__Given text__.
1

I am trying to use a multi-line regex to match all wildcards in a given source string. These strings can be in excess of 70,000 lines and each item is separated by a new line.

I seem to be experiencing huge processing times for my current regex and I can only assume that this is because it is probably poorly constructed and inefficient. If I execute the code on my phone it seems to run for an eternity.

__Problems to solve__.
1. From the post about the slow regex, reproduce word for word the stretch from "I am trying" through "a new line.".
2. Write the next part of the post about the slow multi-line regex, picking up after its last sentence.

__Data listing__.
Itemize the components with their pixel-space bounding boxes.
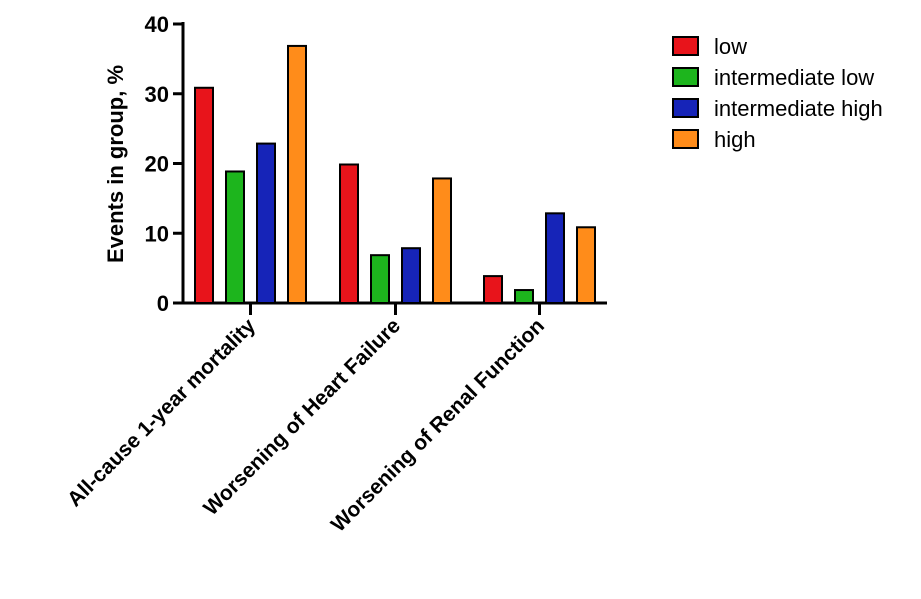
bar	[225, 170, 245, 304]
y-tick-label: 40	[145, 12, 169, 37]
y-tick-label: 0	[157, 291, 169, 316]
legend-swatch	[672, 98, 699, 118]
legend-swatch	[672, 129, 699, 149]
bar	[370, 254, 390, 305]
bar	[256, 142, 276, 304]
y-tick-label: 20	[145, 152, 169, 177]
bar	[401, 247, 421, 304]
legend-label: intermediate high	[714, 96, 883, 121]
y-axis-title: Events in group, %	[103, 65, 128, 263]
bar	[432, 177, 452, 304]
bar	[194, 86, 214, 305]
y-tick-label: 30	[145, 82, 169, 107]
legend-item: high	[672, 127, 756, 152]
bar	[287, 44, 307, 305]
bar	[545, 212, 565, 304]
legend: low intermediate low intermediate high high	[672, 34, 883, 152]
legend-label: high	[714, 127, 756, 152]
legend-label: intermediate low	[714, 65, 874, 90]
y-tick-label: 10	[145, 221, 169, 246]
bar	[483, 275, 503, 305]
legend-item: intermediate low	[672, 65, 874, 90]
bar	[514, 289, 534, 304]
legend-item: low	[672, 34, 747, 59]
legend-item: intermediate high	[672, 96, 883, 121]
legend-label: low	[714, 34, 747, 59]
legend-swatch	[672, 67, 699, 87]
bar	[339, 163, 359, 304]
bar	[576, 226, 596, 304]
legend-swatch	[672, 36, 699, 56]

__The replies__.
1.
I am trying to use a multi-line regex to match all wildcards in a given source string. These strings can be in excess of 70,000 lines and each item is separated by a new line.

2.
My current regex:

(?im)(?=^(?:\*|.+\*$))^(?:\*[.-]?)?(?:(?!-)[a-z0-9-]+(?:(?<!-)\.)?)+(?:[a-z0-9]+)(?:[.-]?\*)?$

Valid wildcard examples:

*test.com
*.test.com
*test
test.*
test*
*test*

I compile the pattern with:

private static final String WILDCARD_PATTERN = "(?im)(?=^(?:\\*|.+\\*$))^(?:\\*[.-]?)?(?:(?!-)[a-z0-9-]+(?:(?<!-)\\.)?)+(?:[a-z0-9]+)(?:[.-]?\\*)?$";
private static final Pattern wildcard_r = Pattern.compile(WILDCARD_PATTERN);

I look for matches with:

// Wildcards
while (wildcardPatternMatch.find()) {
    String wildcard = wildcardPatternMatch.group();
    myProperty.add(new property(wildcard, providerId));
    System.out.println(wildcard);
}

Are there any changes I can make to improve / optimise the regex or do I need to look at running .replaceAll several times to remove all of the clutter before passing for regex matching?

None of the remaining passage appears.